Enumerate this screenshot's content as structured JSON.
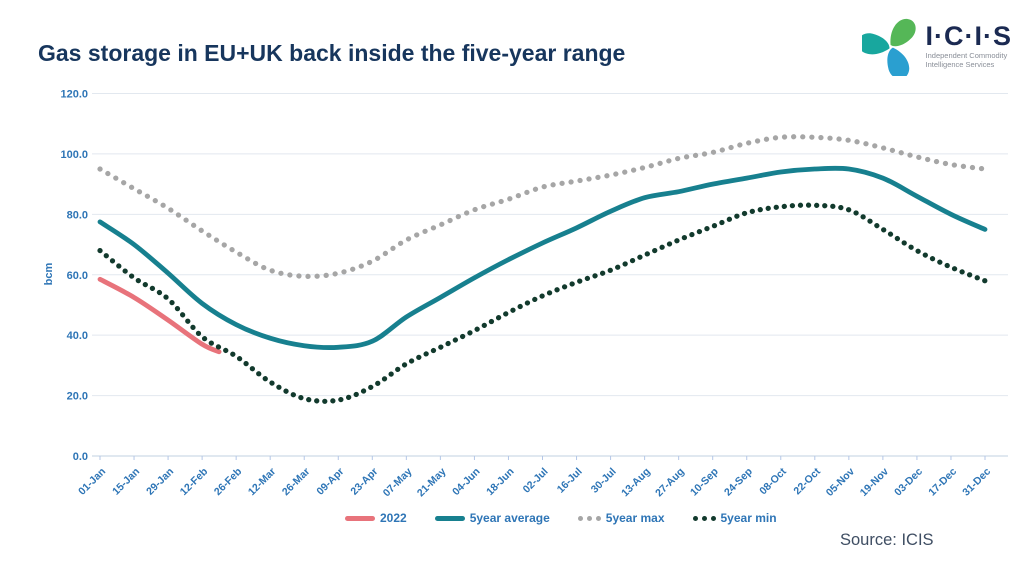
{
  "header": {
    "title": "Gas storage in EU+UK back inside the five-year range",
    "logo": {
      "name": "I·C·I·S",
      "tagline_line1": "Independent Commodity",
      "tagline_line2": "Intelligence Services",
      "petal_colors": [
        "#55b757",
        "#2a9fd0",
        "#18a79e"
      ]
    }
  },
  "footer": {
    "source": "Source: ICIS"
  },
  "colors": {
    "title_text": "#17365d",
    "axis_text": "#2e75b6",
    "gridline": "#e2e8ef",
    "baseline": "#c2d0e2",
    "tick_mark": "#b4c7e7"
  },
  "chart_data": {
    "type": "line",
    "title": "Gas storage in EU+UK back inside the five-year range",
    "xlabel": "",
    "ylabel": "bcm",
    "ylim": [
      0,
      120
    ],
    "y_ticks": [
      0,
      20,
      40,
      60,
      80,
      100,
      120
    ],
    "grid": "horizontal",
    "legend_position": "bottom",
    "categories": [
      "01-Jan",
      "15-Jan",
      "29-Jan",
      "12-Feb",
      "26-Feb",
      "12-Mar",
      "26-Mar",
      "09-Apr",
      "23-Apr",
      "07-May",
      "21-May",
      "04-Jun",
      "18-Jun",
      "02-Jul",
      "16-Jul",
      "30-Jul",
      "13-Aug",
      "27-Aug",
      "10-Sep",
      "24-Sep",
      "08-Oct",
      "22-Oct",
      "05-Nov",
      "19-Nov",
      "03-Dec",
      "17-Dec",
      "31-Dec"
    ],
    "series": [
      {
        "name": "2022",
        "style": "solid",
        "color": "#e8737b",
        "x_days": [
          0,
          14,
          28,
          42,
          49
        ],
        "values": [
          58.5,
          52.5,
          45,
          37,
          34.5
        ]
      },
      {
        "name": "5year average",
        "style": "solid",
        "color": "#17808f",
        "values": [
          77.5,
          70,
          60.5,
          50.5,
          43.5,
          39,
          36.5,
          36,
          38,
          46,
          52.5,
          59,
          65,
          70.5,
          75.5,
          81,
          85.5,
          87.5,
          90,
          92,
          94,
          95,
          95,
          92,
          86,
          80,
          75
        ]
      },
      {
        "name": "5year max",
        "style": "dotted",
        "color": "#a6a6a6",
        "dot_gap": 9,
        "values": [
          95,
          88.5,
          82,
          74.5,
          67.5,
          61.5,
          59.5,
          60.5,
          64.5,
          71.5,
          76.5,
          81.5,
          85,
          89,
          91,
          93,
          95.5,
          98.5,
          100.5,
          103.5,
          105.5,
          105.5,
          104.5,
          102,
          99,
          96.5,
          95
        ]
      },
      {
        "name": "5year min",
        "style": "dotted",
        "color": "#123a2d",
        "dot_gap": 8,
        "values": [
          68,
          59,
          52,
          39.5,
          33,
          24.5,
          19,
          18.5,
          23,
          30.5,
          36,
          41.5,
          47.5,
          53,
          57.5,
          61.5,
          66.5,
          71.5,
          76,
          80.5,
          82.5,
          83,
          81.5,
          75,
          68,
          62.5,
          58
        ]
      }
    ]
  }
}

● ● ●

Reproduce each line of the records exactly, and omit every picture.

▶ [Result of the exercise]
Enumerate this screenshot's content as structured JSON.
{
  "header": {
    "title": "Gas storage in EU+UK back inside the five-year range",
    "logo": {
      "name": "I·C·I·S",
      "tagline_line1": "Independent Commodity",
      "tagline_line2": "Intelligence Services",
      "petal_colors": [
        "#55b757",
        "#2a9fd0",
        "#18a79e"
      ]
    }
  },
  "footer": {
    "source": "Source: ICIS"
  },
  "colors": {
    "title_text": "#17365d",
    "axis_text": "#2e75b6",
    "gridline": "#e2e8ef",
    "baseline": "#c2d0e2",
    "tick_mark": "#b4c7e7"
  },
  "chart_data": {
    "type": "line",
    "title": "Gas storage in EU+UK back inside the five-year range",
    "xlabel": "",
    "ylabel": "bcm",
    "ylim": [
      0,
      120
    ],
    "y_ticks": [
      0,
      20,
      40,
      60,
      80,
      100,
      120
    ],
    "grid": "horizontal",
    "legend_position": "bottom",
    "categories": [
      "01-Jan",
      "15-Jan",
      "29-Jan",
      "12-Feb",
      "26-Feb",
      "12-Mar",
      "26-Mar",
      "09-Apr",
      "23-Apr",
      "07-May",
      "21-May",
      "04-Jun",
      "18-Jun",
      "02-Jul",
      "16-Jul",
      "30-Jul",
      "13-Aug",
      "27-Aug",
      "10-Sep",
      "24-Sep",
      "08-Oct",
      "22-Oct",
      "05-Nov",
      "19-Nov",
      "03-Dec",
      "17-Dec",
      "31-Dec"
    ],
    "series": [
      {
        "name": "2022",
        "style": "solid",
        "color": "#e8737b",
        "x_days": [
          0,
          14,
          28,
          42,
          49
        ],
        "values": [
          58.5,
          52.5,
          45,
          37,
          34.5
        ]
      },
      {
        "name": "5year average",
        "style": "solid",
        "color": "#17808f",
        "values": [
          77.5,
          70,
          60.5,
          50.5,
          43.5,
          39,
          36.5,
          36,
          38,
          46,
          52.5,
          59,
          65,
          70.5,
          75.5,
          81,
          85.5,
          87.5,
          90,
          92,
          94,
          95,
          95,
          92,
          86,
          80,
          75
        ]
      },
      {
        "name": "5year max",
        "style": "dotted",
        "color": "#a6a6a6",
        "dot_gap": 9,
        "values": [
          95,
          88.5,
          82,
          74.5,
          67.5,
          61.5,
          59.5,
          60.5,
          64.5,
          71.5,
          76.5,
          81.5,
          85,
          89,
          91,
          93,
          95.5,
          98.5,
          100.5,
          103.5,
          105.5,
          105.5,
          104.5,
          102,
          99,
          96.5,
          95
        ]
      },
      {
        "name": "5year min",
        "style": "dotted",
        "color": "#123a2d",
        "dot_gap": 8,
        "values": [
          68,
          59,
          52,
          39.5,
          33,
          24.5,
          19,
          18.5,
          23,
          30.5,
          36,
          41.5,
          47.5,
          53,
          57.5,
          61.5,
          66.5,
          71.5,
          76,
          80.5,
          82.5,
          83,
          81.5,
          75,
          68,
          62.5,
          58
        ]
      }
    ]
  }
}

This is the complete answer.